Extrait:
□ □ □ □

Hack Holland est l'étoile montante de la politique texane. Non seulement il a tout ce qu'il faut pour réussir dans ce domaine et devenir très prochainement le plus jeune représentant de son Etat au Congrès des Etats-Unis, mais en plus, il possède un pedigree hors norme, qui remonte à la fin du siècle précédent.
Son grand-père, Old Hack, était un shérif réputé, respecté sauf par les canailles (en témoignent les traces de balles dans l'un des poteaux de la véranda du ranch familial) et son père a été un proche de Rossevelt, participant à la mise en place du New Deal avant de se faire élire au Congrès. Bref, Hack n'a qu'à se laisser porter jusqu'au Capitole, avant, qui sait, de grimper d'autres échelons.
En attendant, il faut quand même mener campagne, pas auprès des électeurs, c'est encore trop tôt, mais auprès de ceux qui soutiendront sa candidature. Et pour cela, rien de mieux que quelques mondanités, des raouts hors de prix où l'alcool coule à flots jusqu'à ce que plus personne ne se souviennent pourquoi il se trouve là. Y compris Hack...
L'alcool, le tendon d'Achille du candidat Hack Holland... Le problème, ce n'est pas qu'il boit tout le temps, c'est que, quand il s'y met, il ne peut plus s'arrêter. Et lorsqu'il a trop bu, alors, il devient incontrôlable, irascible, bagarreur et provocateur (sans compter les dégâts matériels). Il devient une sorte de Mister Hyde, dont l'image ne s'accorde pas avec un favori aux prochaines élections...

□ □ □ □

[Annotations des éléments de mise en page]

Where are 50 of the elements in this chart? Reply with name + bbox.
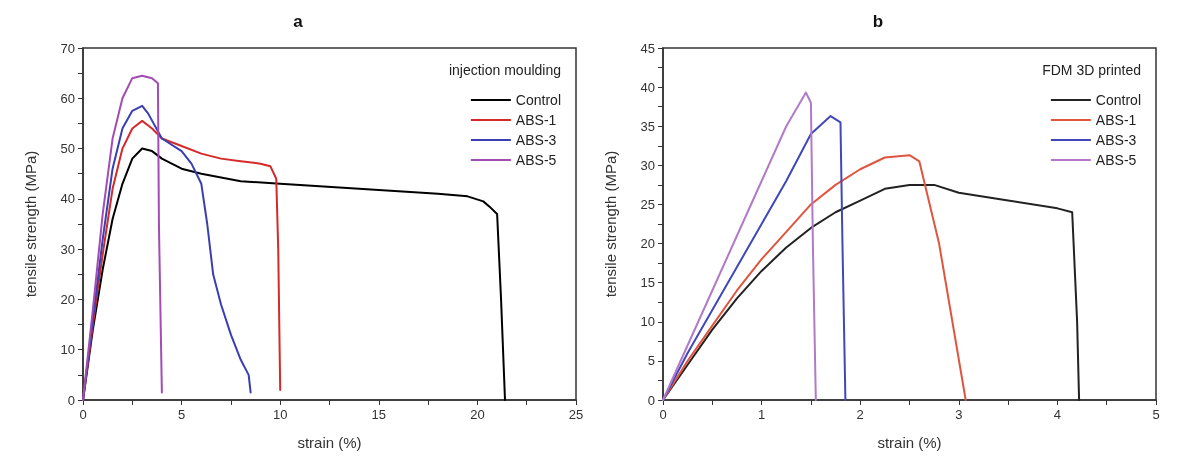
x-tick-label: 15 <box>371 407 387 422</box>
y-tick-label: 40 <box>640 79 655 95</box>
legend-label: Control <box>515 92 562 108</box>
y-tick-label: 10 <box>60 342 75 358</box>
legend-title: injection moulding <box>448 62 562 78</box>
x-axis-title: strain (%) <box>877 434 942 451</box>
line-series <box>82 74 163 401</box>
x-tick-label: 0 <box>79 407 87 422</box>
y-tick-label: 5 <box>647 353 655 369</box>
x-tick-label: 1 <box>757 407 766 422</box>
legend-label: ABS-5 <box>1095 152 1137 168</box>
line-series <box>662 154 967 401</box>
x-tick-label: 4 <box>1053 407 1062 422</box>
x-tick-label: 5 <box>177 407 186 422</box>
x-tick-label: 10 <box>272 407 288 422</box>
y-tick-label: 70 <box>60 40 75 56</box>
y-tick-label: 50 <box>60 141 75 157</box>
y-axis-title: tensile strength (MPa) <box>602 150 619 298</box>
legend-label: Control <box>1095 92 1142 108</box>
x-tick-label: 3 <box>955 407 963 422</box>
line-series <box>662 91 817 401</box>
y-tick-label: 30 <box>640 157 655 173</box>
y-tick-label: 25 <box>640 196 655 212</box>
x-tick-label: 25 <box>568 407 584 422</box>
legend-label: ABS-3 <box>1095 132 1137 148</box>
y-tick-label: 20 <box>640 236 655 252</box>
y-tick-label: 0 <box>67 392 75 408</box>
y-tick-label: 45 <box>640 40 655 56</box>
legend-label: ABS-1 <box>515 112 557 128</box>
y-tick-label: 35 <box>640 118 655 134</box>
chart-title: b <box>872 12 884 31</box>
legend-label: ABS-3 <box>515 132 557 148</box>
y-tick-label: 30 <box>60 241 75 257</box>
legend-title: FDM 3D printed <box>1042 62 1142 78</box>
x-tick-label: 20 <box>470 407 485 422</box>
x-axis-title: strain (%) <box>297 434 362 451</box>
line-series <box>662 183 1081 401</box>
x-tick-label: 0 <box>659 407 667 422</box>
y-tick-label: 60 <box>60 90 75 106</box>
x-tick-label: 2 <box>856 407 864 422</box>
y-tick-label: 15 <box>640 275 655 291</box>
y-tick-label: 20 <box>60 291 75 307</box>
legend-label: ABS-5 <box>515 152 557 168</box>
y-tick-label: 10 <box>640 314 655 330</box>
chart-title: a <box>293 12 304 31</box>
y-tick-label: 40 <box>60 191 75 207</box>
legend-label: ABS-1 <box>1095 112 1137 128</box>
y-axis-title: tensile strength (MPa) <box>22 150 39 298</box>
x-tick-label: 5 <box>1152 407 1160 422</box>
y-tick-label: 0 <box>647 392 655 408</box>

□ □ □ □

Consigne à suivre: Dans l'extrait sur Hack Holland, qu'est-ce qui témoigne que le grand-père de Hack n'était pas respecté par les canailles ?

La solution: Les traces de balles dans l'un des poteaux de la véranda du ranch familial.